====== DATA SECTION ======
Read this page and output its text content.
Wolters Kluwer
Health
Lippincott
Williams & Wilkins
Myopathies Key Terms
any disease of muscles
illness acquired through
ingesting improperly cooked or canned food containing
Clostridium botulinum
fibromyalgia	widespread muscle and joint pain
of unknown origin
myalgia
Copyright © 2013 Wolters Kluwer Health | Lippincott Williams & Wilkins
======
*GOAL*: Print the material once more, exactly.

*THE RESULT*:
Read this page and output its text content.
Wolters Kluwer
Health
Lippincott
Williams & Wilkins
Myopathies Key Terms
any disease of muscles
illness acquired through
ingesting improperly cooked or canned food containing
Clostridium botulinum
fibromyalgia	widespread muscle and joint pain
of unknown origin
myalgia
Copyright © 2013 Wolters Kluwer Health | Lippincott Williams & Wilkins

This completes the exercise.